Halaman:
■ ■ ■ ■ ■ ■ ■

Survival dan proses memanusiakan diri
Setiap yang berada di muka bumi ini akan terus bertahan, mempertahankan hidup dengan menyesuaikan diri dengan lingkungan dirinya berada. Binatang akan terus beradaptasi dengan lingkungan dia berada, kondisai yang panas, dingin, binatang lain yang akan mengganggu eksistensinya. Manusia akan terus menyesuaikan dirinya dengan segala kondisi yang dihadapinya. Pada saat usaha bertahan hidup tersebut berlangsung adalah proses menggunakan akal dan fikiran. Proses berfikir berlangsung.

Sementara kita, manusia berada di muka bumi ini dirahmati dengan akal dan fikiran. Begitupun juga dengan binatang. Kemudian pada dasarnya kita sama dengan binatang. Manusia adalah binatang yang berfikir. Hanya proses berfikirnya berbeda. Pada binatang proses berfikir tersebut tidak berkembang. Binatang tidak memiliki daya imaginasi. Binatang tidak memiliki proses berfikir yang jauh kedepan, visi. Binayang hanya memiliki insting, berfikir sekarang. Coba kita lihat sarang burung dari dulu hingga hari ini begitu-begitu saja. Beda dengan manusia yang menciptakan rumah terus menyesuaikan dengan kondisi. Kalau dulu manusia hidup berpindah-pindah lalu tinggal di gua, kemudian berusaha menciptakan rumah yang tahan lama, dari bahan-bahan asli dari alam, sekarang kita bisa menikmati rumah yang berbahan semen, tahan gempa, bertingkat. Begitulah proses berfikir binatang dan manusia berbeda.

■ ■ ■ ■ ■ ■ ■

Kumpulan Baris:
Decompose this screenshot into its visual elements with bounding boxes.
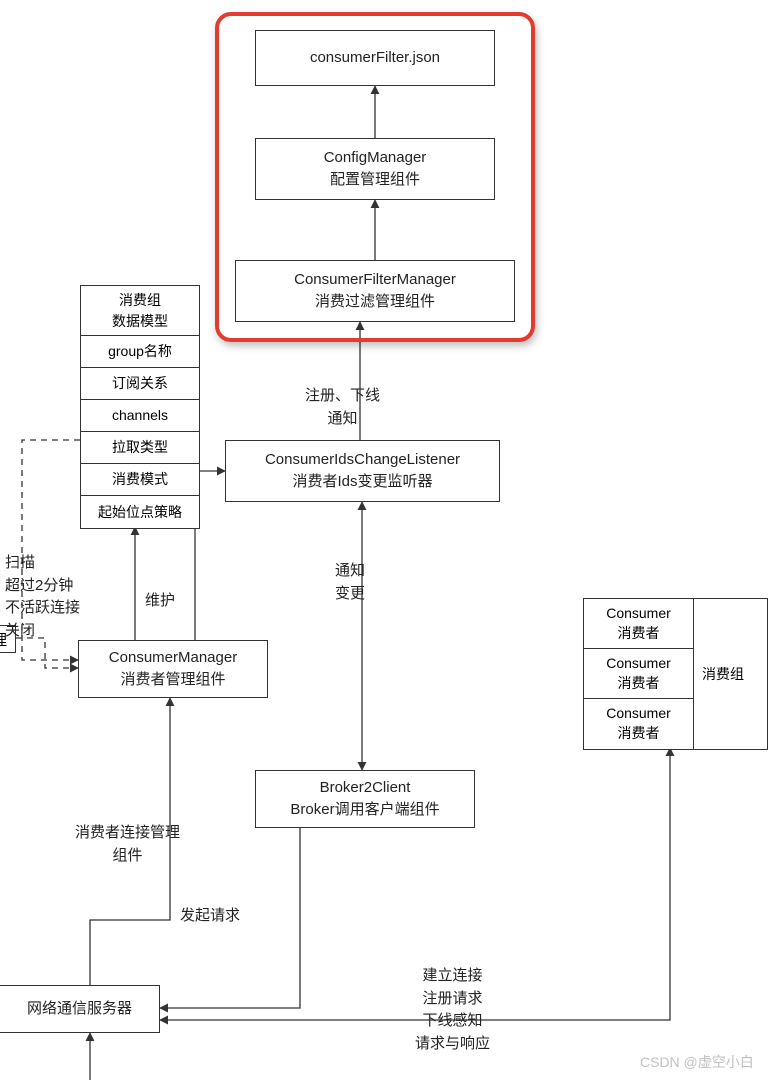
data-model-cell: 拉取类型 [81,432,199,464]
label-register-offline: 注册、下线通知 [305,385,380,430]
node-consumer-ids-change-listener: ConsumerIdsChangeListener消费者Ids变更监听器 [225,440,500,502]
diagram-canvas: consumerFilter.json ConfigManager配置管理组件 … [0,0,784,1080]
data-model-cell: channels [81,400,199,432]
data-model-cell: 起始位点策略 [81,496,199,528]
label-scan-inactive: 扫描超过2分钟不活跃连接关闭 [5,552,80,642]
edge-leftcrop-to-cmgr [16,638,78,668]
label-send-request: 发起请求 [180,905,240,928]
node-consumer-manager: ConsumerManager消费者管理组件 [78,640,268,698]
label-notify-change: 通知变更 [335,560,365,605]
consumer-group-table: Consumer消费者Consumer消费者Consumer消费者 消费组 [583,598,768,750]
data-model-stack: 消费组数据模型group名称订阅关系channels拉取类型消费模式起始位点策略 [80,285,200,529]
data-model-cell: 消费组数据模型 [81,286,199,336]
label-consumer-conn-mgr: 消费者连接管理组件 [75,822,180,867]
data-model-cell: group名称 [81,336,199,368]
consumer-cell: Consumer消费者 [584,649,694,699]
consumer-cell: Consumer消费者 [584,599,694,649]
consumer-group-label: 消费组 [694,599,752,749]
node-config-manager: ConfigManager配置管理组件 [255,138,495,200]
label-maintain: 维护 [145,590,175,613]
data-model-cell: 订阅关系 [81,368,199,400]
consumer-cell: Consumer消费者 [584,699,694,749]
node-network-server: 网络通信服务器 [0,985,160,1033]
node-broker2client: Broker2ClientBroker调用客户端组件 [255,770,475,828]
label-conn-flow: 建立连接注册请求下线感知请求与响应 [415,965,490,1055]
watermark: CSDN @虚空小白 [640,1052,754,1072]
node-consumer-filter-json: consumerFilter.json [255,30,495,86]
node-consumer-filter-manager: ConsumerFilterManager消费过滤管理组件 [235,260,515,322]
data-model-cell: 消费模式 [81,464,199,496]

■ ■ ■ ■ ■ ■ ■

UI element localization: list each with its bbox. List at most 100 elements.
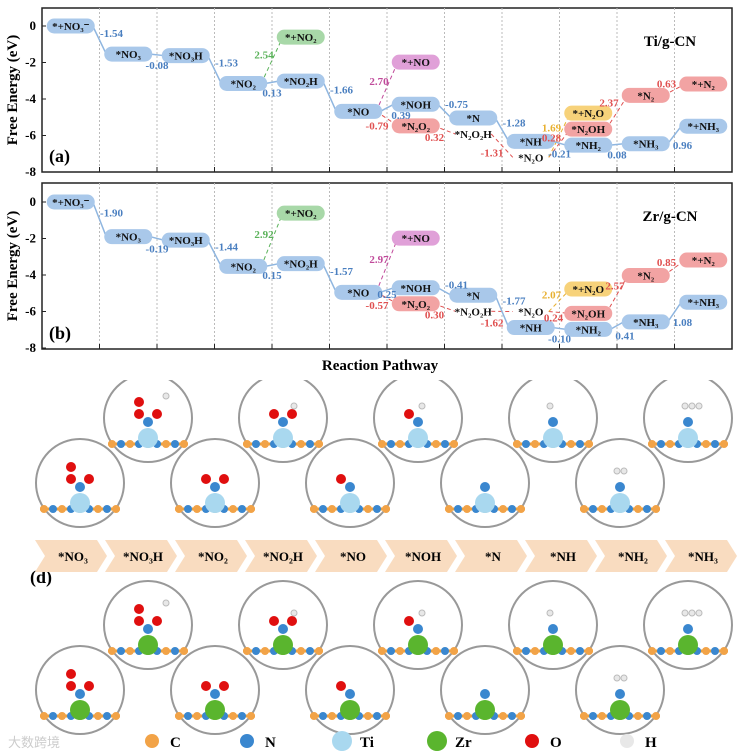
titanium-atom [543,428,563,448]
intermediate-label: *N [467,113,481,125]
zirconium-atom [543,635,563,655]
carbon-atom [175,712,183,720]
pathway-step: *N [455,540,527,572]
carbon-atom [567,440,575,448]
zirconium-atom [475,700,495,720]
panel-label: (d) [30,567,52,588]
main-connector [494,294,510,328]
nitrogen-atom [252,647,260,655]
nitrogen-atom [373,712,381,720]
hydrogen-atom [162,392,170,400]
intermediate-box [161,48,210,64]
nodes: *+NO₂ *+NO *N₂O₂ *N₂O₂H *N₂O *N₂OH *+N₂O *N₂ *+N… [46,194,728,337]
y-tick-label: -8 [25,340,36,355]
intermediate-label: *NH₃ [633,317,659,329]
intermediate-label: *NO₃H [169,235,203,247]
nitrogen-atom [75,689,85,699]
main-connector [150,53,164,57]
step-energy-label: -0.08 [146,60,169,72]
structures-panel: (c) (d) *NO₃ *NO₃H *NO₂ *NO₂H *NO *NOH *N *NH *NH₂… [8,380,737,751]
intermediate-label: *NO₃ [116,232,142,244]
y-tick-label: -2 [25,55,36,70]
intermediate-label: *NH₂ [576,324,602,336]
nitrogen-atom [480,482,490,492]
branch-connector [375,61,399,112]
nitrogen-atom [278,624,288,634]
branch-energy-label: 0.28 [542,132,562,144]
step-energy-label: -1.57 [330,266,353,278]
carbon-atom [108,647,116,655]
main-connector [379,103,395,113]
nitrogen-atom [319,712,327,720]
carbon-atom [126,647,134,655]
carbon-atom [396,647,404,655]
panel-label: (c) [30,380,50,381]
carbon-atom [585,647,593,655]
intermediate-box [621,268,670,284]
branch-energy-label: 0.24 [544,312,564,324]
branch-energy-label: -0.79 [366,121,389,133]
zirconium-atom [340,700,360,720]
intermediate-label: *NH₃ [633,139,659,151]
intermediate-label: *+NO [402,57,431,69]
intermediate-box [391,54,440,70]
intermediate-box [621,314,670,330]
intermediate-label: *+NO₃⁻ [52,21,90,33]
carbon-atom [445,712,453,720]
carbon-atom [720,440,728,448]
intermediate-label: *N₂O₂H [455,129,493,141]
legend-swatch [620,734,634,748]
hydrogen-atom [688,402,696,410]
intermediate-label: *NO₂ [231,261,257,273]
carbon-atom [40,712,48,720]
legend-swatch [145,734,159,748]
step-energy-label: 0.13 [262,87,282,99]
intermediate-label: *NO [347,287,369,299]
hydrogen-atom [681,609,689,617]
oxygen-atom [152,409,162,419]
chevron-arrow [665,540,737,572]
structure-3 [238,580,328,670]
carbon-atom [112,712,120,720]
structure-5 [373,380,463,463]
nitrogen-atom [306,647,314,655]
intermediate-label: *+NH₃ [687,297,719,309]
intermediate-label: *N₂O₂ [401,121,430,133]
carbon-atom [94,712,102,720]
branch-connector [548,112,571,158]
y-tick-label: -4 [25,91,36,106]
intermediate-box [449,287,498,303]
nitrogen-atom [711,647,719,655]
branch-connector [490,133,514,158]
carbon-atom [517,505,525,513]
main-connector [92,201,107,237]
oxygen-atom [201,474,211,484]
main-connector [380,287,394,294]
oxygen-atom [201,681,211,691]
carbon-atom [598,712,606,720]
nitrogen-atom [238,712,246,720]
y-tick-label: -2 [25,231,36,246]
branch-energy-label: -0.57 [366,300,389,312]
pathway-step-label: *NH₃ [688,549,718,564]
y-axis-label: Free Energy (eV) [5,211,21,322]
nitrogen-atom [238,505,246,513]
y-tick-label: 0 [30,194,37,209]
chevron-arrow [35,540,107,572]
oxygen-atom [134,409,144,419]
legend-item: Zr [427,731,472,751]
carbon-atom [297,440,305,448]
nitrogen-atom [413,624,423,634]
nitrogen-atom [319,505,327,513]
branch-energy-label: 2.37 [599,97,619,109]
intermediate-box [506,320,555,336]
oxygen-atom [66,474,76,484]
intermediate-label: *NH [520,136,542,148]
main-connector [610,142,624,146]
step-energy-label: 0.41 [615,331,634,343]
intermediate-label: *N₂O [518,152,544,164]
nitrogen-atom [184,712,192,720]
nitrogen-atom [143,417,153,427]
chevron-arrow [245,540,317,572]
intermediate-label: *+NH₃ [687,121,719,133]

■ ■ ■ ■ ■ ■ ■

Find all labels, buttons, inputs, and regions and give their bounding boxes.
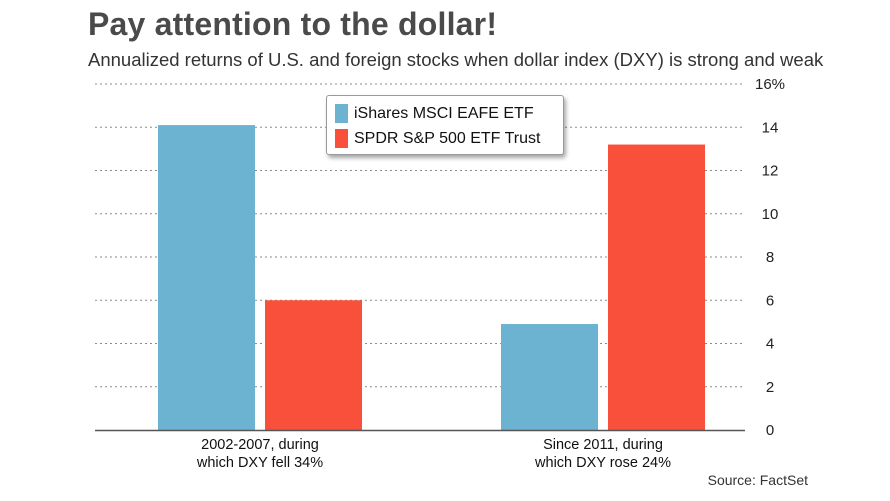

■ ■ ■ ■ ■ ■ ■

Soal Latihan 1: Menurut teks tentang bertahan hidup, di manakah manusia tinggal ketika dahulu masih hidup berpindah-pindah?
Soal Latihan 2: Tuliskan kembali bagian teks tentang bertahan hidup secara persis, dimulai pada kata-kata yang memuat "Survival dan proses" dan berhenti setelah "Proses berfikir berlangsung.".
Baris-baris tersebut diambil dari sumber yang berbeda.

Jawaban Benar 1: Di gua.

Jawaban Benar 2:
Survival dan proses memanusiakan diri
Setiap yang berada di muka bumi ini akan terus bertahan, mempertahankan hidup dengan menyesuaikan diri dengan lingkungan dirinya berada. Binatang akan terus beradaptasi dengan lingkungan dia berada, kondisai yang panas, dingin, binatang lain yang akan mengganggu eksistensinya. Manusia akan terus menyesuaikan dirinya dengan segala kondisi yang dihadapinya. Pada saat usaha bertahan hidup tersebut berlangsung adalah proses menggunakan akal dan fikiran. Proses berfikir berlangsung.